## Required task
Repeat the material in full. Keep every line exactly as it is.

## Data section
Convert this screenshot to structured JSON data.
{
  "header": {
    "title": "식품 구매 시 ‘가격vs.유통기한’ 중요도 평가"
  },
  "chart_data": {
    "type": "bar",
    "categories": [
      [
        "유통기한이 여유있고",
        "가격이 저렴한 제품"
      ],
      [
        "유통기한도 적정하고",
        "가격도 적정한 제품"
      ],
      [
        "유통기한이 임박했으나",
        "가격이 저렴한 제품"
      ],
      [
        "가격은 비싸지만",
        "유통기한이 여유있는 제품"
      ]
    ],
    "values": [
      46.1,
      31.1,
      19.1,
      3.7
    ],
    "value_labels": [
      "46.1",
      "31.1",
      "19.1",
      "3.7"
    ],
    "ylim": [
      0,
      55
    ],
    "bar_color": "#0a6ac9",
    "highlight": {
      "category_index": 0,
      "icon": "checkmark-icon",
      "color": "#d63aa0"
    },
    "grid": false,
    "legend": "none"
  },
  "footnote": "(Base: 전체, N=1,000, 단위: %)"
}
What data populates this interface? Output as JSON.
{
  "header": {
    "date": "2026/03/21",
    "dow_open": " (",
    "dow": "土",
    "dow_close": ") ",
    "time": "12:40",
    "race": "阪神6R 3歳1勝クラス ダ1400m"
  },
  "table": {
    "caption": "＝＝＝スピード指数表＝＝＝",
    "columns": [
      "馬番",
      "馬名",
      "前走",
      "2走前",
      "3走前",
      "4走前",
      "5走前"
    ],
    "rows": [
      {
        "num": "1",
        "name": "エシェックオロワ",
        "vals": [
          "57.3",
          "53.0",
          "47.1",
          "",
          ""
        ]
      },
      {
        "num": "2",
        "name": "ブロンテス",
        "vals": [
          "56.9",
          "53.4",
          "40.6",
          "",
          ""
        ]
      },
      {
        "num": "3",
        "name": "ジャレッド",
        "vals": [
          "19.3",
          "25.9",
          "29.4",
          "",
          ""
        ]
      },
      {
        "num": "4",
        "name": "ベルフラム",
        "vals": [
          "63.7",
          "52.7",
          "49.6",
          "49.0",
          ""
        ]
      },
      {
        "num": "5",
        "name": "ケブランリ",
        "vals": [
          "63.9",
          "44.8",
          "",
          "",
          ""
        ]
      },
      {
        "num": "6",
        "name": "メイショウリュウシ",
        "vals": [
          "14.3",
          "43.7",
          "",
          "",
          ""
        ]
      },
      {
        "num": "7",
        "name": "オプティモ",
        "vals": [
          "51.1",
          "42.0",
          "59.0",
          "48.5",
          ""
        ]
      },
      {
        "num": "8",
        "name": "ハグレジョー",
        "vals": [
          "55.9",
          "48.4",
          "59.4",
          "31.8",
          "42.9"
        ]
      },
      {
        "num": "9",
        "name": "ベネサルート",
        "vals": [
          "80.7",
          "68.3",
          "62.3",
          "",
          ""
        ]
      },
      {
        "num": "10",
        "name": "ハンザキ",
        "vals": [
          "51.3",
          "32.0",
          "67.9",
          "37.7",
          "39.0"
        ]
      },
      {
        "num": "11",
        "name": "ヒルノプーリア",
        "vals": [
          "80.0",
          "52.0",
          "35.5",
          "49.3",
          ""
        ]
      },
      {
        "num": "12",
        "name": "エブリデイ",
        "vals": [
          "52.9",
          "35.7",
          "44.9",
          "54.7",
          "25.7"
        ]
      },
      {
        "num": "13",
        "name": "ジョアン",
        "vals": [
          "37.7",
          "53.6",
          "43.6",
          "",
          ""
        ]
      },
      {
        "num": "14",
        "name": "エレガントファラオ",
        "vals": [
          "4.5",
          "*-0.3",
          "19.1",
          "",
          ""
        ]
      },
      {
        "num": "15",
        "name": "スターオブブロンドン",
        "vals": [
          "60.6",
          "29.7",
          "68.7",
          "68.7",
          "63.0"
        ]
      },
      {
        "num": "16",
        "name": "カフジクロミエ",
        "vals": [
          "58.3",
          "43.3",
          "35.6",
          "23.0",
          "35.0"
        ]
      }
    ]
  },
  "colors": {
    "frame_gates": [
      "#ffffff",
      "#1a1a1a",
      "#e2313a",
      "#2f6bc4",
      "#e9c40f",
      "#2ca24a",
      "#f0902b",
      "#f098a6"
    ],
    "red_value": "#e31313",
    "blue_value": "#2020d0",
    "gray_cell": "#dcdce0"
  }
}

## Solution
Convert this screenshot to structured JSON data.
{
  "header": {
    "title": "식품 구매 시 ‘가격vs.유통기한’ 중요도 평가"
  },
  "chart_data": {
    "type": "bar",
    "categories": [
      [
        "유통기한이 여유있고",
        "가격이 저렴한 제품"
      ],
      [
        "유통기한도 적정하고",
        "가격도 적정한 제품"
      ],
      [
        "유통기한이 임박했으나",
        "가격이 저렴한 제품"
      ],
      [
        "가격은 비싸지만",
        "유통기한이 여유있는 제품"
      ]
    ],
    "values": [
      46.1,
      31.1,
      19.1,
      3.7
    ],
    "value_labels": [
      "46.1",
      "31.1",
      "19.1",
      "3.7"
    ],
    "ylim": [
      0,
      55
    ],
    "bar_color": "#0a6ac9",
    "highlight": {
      "category_index": 0,
      "icon": "checkmark-icon",
      "color": "#d63aa0"
    },
    "grid": false,
    "legend": "none"
  },
  "footnote": "(Base: 전체, N=1,000, 단위: %)"
}
What data populates this interface? Output as JSON.
{
  "header": {
    "date": "2026/03/21",
    "dow_open": " (",
    "dow": "土",
    "dow_close": ") ",
    "time": "12:40",
    "race": "阪神6R 3歳1勝クラス ダ1400m"
  },
  "table": {
    "caption": "＝＝＝スピード指数表＝＝＝",
    "columns": [
      "馬番",
      "馬名",
      "前走",
      "2走前",
      "3走前",
      "4走前",
      "5走前"
    ],
    "rows": [
      {
        "num": "1",
        "name": "エシェックオロワ",
        "vals": [
          "57.3",
          "53.0",
          "47.1",
          "",
          ""
        ]
      },
      {
        "num": "2",
        "name": "ブロンテス",
        "vals": [
          "56.9",
          "53.4",
          "40.6",
          "",
          ""
        ]
      },
      {
        "num": "3",
        "name": "ジャレッド",
        "vals": [
          "19.3",
          "25.9",
          "29.4",
          "",
          ""
        ]
      },
      {
        "num": "4",
        "name": "ベルフラム",
        "vals": [
          "63.7",
          "52.7",
          "49.6",
          "49.0",
          ""
        ]
      },
      {
        "num": "5",
        "name": "ケブランリ",
        "vals": [
          "63.9",
          "44.8",
          "",
          "",
          ""
        ]
      },
      {
        "num": "6",
        "name": "メイショウリュウシ",
        "vals": [
          "14.3",
          "43.7",
          "",
          "",
          ""
        ]
      },
      {
        "num": "7",
        "name": "オプティモ",
        "vals": [
          "51.1",
          "42.0",
          "59.0",
          "48.5",
          ""
        ]
      },
      {
        "num": "8",
        "name": "ハグレジョー",
        "vals": [
          "55.9",
          "48.4",
          "59.4",
          "31.8",
          "42.9"
        ]
      },
      {
        "num": "9",
        "name": "ベネサルート",
        "vals": [
          "80.7",
          "68.3",
          "62.3",
          "",
          ""
        ]
      },
      {
        "num": "10",
        "name": "ハンザキ",
        "vals": [
          "51.3",
          "32.0",
          "67.9",
          "37.7",
          "39.0"
        ]
      },
      {
        "num": "11",
        "name": "ヒルノプーリア",
        "vals": [
          "80.0",
          "52.0",
          "35.5",
          "49.3",
          ""
        ]
      },
      {
        "num": "12",
        "name": "エブリデイ",
        "vals": [
          "52.9",
          "35.7",
          "44.9",
          "54.7",
          "25.7"
        ]
      },
      {
        "num": "13",
        "name": "ジョアン",
        "vals": [
          "37.7",
          "53.6",
          "43.6",
          "",
          ""
        ]
      },
      {
        "num": "14",
        "name": "エレガントファラオ",
        "vals": [
          "4.5",
          "*-0.3",
          "19.1",
          "",
          ""
        ]
      },
      {
        "num": "15",
        "name": "スターオブブロンドン",
        "vals": [
          "60.6",
          "29.7",
          "68.7",
          "68.7",
          "63.0"
        ]
      },
      {
        "num": "16",
        "name": "カフジクロミエ",
        "vals": [
          "58.3",
          "43.3",
          "35.6",
          "23.0",
          "35.0"
        ]
      }
    ]
  },
  "colors": {
    "frame_gates": [
      "#ffffff",
      "#1a1a1a",
      "#e2313a",
      "#2f6bc4",
      "#e9c40f",
      "#2ca24a",
      "#f0902b",
      "#f098a6"
    ],
    "red_value": "#e31313",
    "blue_value": "#2020d0",
    "gray_cell": "#dcdce0"
  }
}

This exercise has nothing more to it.